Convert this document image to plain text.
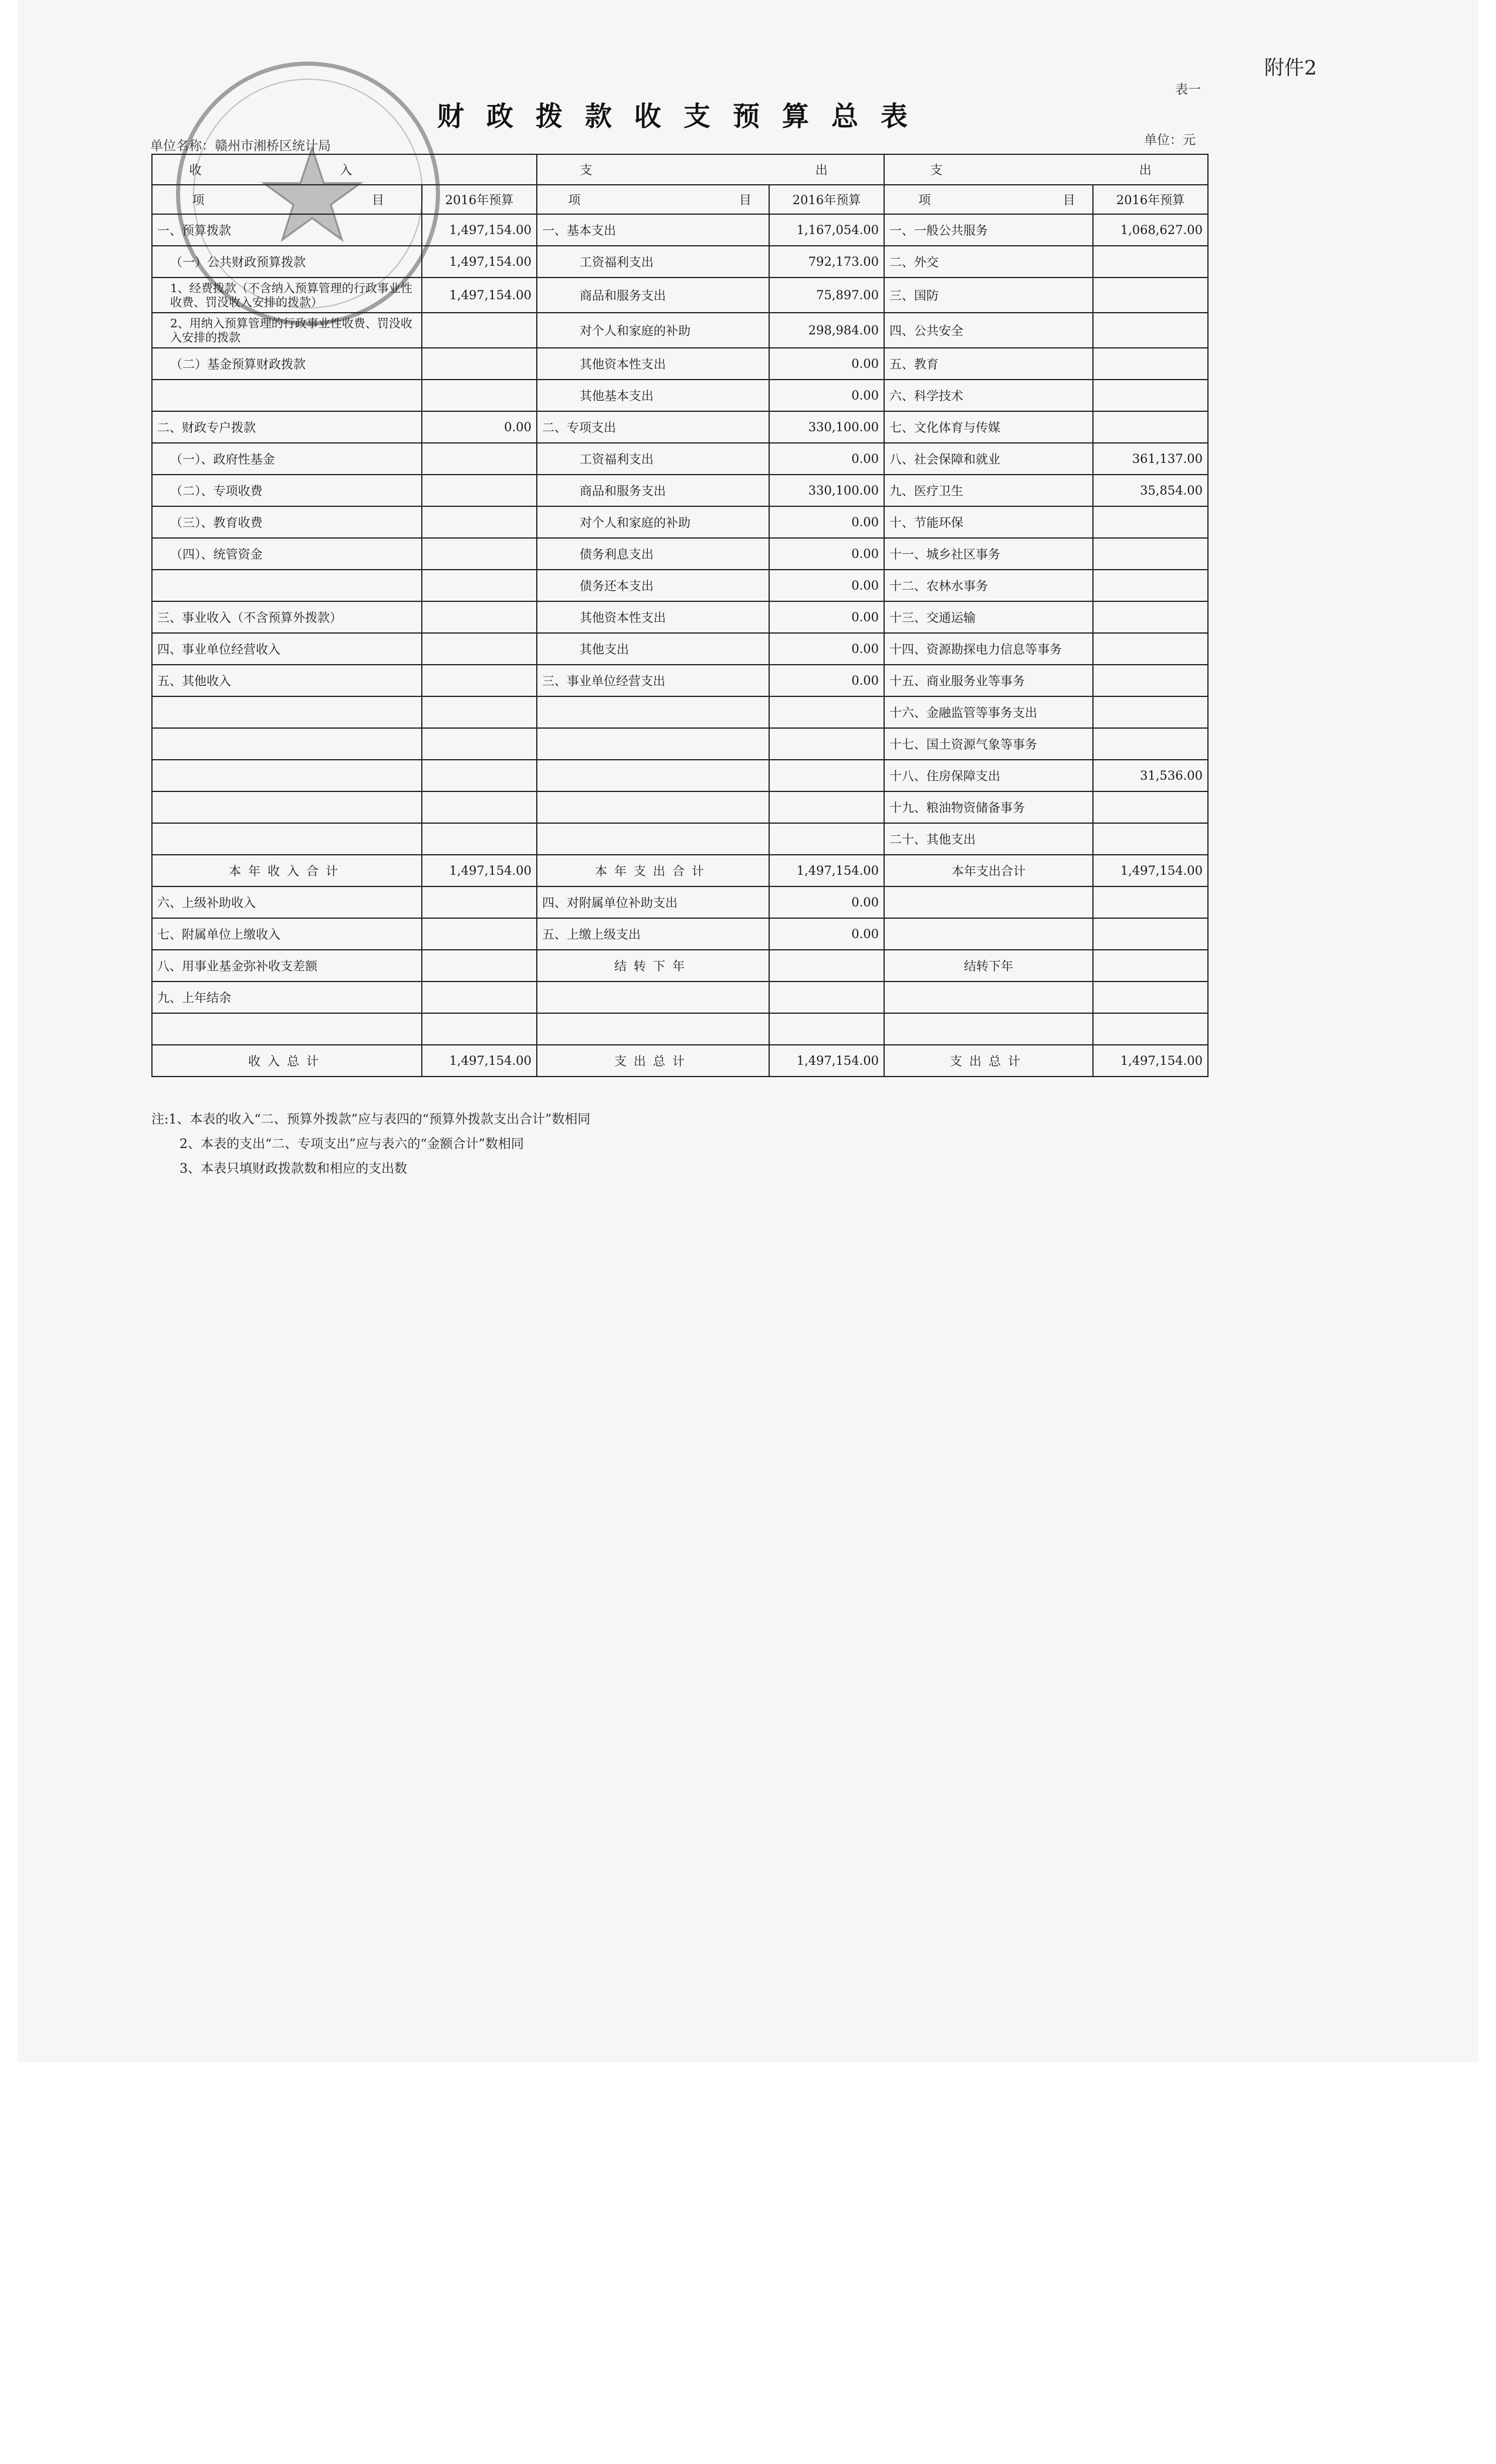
附件2
表一
财政拨款收支预算总表
单位名称：赣州市湘桥区统计局	单位：元
收 入		支 出		支 出	
项 目	2016年预算	项 目	2016年预算	项 目	2016年预算
一、预算拨款	1,497,154.00	一、基本支出	1,167,054.00	一、一般公共服务	1,068,627.00
（一）公共财政预算拨款	1,497,154.00	工资福利支出	792,173.00	二、外交	
1、经费拨款（不含纳入预算管理的行政事业性收费、罚没收入安排的拨款）	1,497,154.00	商品和服务支出	75,897.00	三、国防	
2、用纳入预算管理的行政事业性收费、罚没收入安排的拨款		对个人和家庭的补助	298,984.00	四、公共安全	
（二）基金预算财政拨款		其他资本性支出	0.00	五、教育	
		其他基本支出	0.00	六、科学技术	
二、财政专户拨款	0.00	二、专项支出	330,100.00	七、文化体育与传媒	
（一）、政府性基金		工资福利支出	0.00	八、社会保障和就业	361,137.00
（二）、专项收费		商品和服务支出	330,100.00	九、医疗卫生	35,854.00
（三）、教育收费		对个人和家庭的补助	0.00	十、节能环保	
（四）、统管资金		债务利息支出	0.00	十一、城乡社区事务	
		债务还本支出	0.00	十二、农林水事务	
三、事业收入（不含预算外拨款）		其他资本性支出	0.00	十三、交通运输	
四、事业单位经营收入		其他支出	0.00	十四、资源勘探电力信息等事务	
五、其他收入		三、事业单位经营支出	0.00	十五、商业服务业等事务	
				十六、金融监管等事务支出	
				十七、国土资源气象等事务	
				十八、住房保障支出	31,536.00
				十九、粮油物资储备事务	
				二十、其他支出	
本年收入合计	1,497,154.00	本年支出合计	1,497,154.00	本年支出合计	1,497,154.00
六、上级补助收入		四、对附属单位补助支出	0.00		
七、附属单位上缴收入		五、上缴上级支出	0.00		
八、用事业基金弥补收支差额		结转下年		结转下年	
九、上年结余					

收入总计	1,497,154.00	支出总计	1,497,154.00	支出总计	1,497,154.00
注:1、本表的收入“二、预算外拨款”应与表四的“预算外拨款支出合计”数相同
2、本表的支出“二、专项支出”应与表六的“金额合计”数相同
3、本表只填财政拨款数和相应的支出数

=== To do ===
Any pictures should be dropped; transcribe the rest of the records above exactly.

=== Correct output ===
Convert this document image to plain text.
附件2
表一
财政拨款收支预算总表
单位名称：赣州市湘桥区统计局	单位：元
收 入		支 出		支 出	
项 目	2016年预算	项 目	2016年预算	项 目	2016年预算
一、预算拨款	1,497,154.00	一、基本支出	1,167,054.00	一、一般公共服务	1,068,627.00
（一）公共财政预算拨款	1,497,154.00	工资福利支出	792,173.00	二、外交	
1、经费拨款（不含纳入预算管理的行政事业性收费、罚没收入安排的拨款）	1,497,154.00	商品和服务支出	75,897.00	三、国防	
2、用纳入预算管理的行政事业性收费、罚没收入安排的拨款		对个人和家庭的补助	298,984.00	四、公共安全	
（二）基金预算财政拨款		其他资本性支出	0.00	五、教育	
		其他基本支出	0.00	六、科学技术	
二、财政专户拨款	0.00	二、专项支出	330,100.00	七、文化体育与传媒	
（一）、政府性基金		工资福利支出	0.00	八、社会保障和就业	361,137.00
（二）、专项收费		商品和服务支出	330,100.00	九、医疗卫生	35,854.00
（三）、教育收费		对个人和家庭的补助	0.00	十、节能环保	
（四）、统管资金		债务利息支出	0.00	十一、城乡社区事务	
		债务还本支出	0.00	十二、农林水事务	
三、事业收入（不含预算外拨款）		其他资本性支出	0.00	十三、交通运输	
四、事业单位经营收入		其他支出	0.00	十四、资源勘探电力信息等事务	
五、其他收入		三、事业单位经营支出	0.00	十五、商业服务业等事务	
				十六、金融监管等事务支出	
				十七、国土资源气象等事务	
				十八、住房保障支出	31,536.00
				十九、粮油物资储备事务	
				二十、其他支出	
本年收入合计	1,497,154.00	本年支出合计	1,497,154.00	本年支出合计	1,497,154.00
六、上级补助收入		四、对附属单位补助支出	0.00		
七、附属单位上缴收入		五、上缴上级支出	0.00		
八、用事业基金弥补收支差额		结转下年		结转下年	
九、上年结余					

收入总计	1,497,154.00	支出总计	1,497,154.00	支出总计	1,497,154.00
注:1、本表的收入“二、预算外拨款”应与表四的“预算外拨款支出合计”数相同
2、本表的支出“二、专项支出”应与表六的“金额合计”数相同
3、本表只填财政拨款数和相应的支出数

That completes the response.